_PROBLEM TO WORK ON:_
Return each line of the listing that contains the string "فرماندار".

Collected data
□ □ □ □ □
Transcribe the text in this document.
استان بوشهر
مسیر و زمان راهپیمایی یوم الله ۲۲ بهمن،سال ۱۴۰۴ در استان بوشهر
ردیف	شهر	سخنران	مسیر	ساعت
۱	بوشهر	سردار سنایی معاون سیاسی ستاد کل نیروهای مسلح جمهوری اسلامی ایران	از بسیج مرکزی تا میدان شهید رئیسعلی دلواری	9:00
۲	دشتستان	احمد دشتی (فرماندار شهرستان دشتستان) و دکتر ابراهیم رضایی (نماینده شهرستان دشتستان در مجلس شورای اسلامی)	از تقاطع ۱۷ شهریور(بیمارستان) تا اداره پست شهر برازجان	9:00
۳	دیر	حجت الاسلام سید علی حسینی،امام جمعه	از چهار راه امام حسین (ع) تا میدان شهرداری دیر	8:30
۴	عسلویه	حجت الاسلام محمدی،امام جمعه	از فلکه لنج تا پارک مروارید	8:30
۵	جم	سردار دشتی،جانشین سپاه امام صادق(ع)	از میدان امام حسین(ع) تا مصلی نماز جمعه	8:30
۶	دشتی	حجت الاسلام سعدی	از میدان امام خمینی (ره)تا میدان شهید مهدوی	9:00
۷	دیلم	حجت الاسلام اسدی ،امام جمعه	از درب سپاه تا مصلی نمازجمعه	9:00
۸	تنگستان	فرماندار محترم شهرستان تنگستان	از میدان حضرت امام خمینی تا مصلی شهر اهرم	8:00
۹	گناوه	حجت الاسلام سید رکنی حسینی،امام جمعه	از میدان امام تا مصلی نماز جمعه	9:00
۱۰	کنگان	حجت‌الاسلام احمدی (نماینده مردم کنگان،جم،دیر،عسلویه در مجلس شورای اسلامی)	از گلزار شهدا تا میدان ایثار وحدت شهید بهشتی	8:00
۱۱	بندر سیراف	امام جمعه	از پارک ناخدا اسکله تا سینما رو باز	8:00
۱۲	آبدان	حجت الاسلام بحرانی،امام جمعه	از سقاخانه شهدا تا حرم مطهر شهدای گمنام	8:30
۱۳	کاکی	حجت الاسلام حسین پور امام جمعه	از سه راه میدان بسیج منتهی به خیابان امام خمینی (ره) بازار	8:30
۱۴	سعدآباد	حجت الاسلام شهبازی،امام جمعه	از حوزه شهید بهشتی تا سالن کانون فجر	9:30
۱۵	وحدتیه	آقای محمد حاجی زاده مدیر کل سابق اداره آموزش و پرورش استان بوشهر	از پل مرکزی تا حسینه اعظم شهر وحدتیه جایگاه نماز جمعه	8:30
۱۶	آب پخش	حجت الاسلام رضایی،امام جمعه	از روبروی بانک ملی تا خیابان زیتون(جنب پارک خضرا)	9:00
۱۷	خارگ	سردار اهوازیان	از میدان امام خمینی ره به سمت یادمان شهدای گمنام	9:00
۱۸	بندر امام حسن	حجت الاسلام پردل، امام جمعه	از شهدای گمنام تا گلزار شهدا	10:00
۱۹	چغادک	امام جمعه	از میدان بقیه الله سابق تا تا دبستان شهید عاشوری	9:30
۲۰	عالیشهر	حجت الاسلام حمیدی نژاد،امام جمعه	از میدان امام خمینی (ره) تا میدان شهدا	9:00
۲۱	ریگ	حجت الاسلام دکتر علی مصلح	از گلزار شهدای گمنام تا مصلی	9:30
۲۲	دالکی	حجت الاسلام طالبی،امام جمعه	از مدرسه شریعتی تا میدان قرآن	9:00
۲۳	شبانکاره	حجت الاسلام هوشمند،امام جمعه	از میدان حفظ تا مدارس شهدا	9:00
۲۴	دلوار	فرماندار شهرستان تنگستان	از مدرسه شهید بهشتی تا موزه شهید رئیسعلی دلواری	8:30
□ □ □ □ □
_SOLVED PROBLEM:_
۲	دشتستان	احمد دشتی (فرماندار شهرستان دشتستان) و دکتر ابراهیم رضایی (نماینده شهرستان دشتستان در مجلس شورای اسلامی)	از تقاطع ۱۷ شهریور(بیمارستان) تا اداره پست شهر برازجان	9:00
۸	تنگستان	فرماندار محترم شهرستان تنگستان	از میدان حضرت امام خمینی تا مصلی شهر اهرم	8:00
۲۴	دلوار	فرماندار شهرستان تنگستان	از مدرسه شهید بهشتی تا موزه شهید رئیسعلی دلواری	8:30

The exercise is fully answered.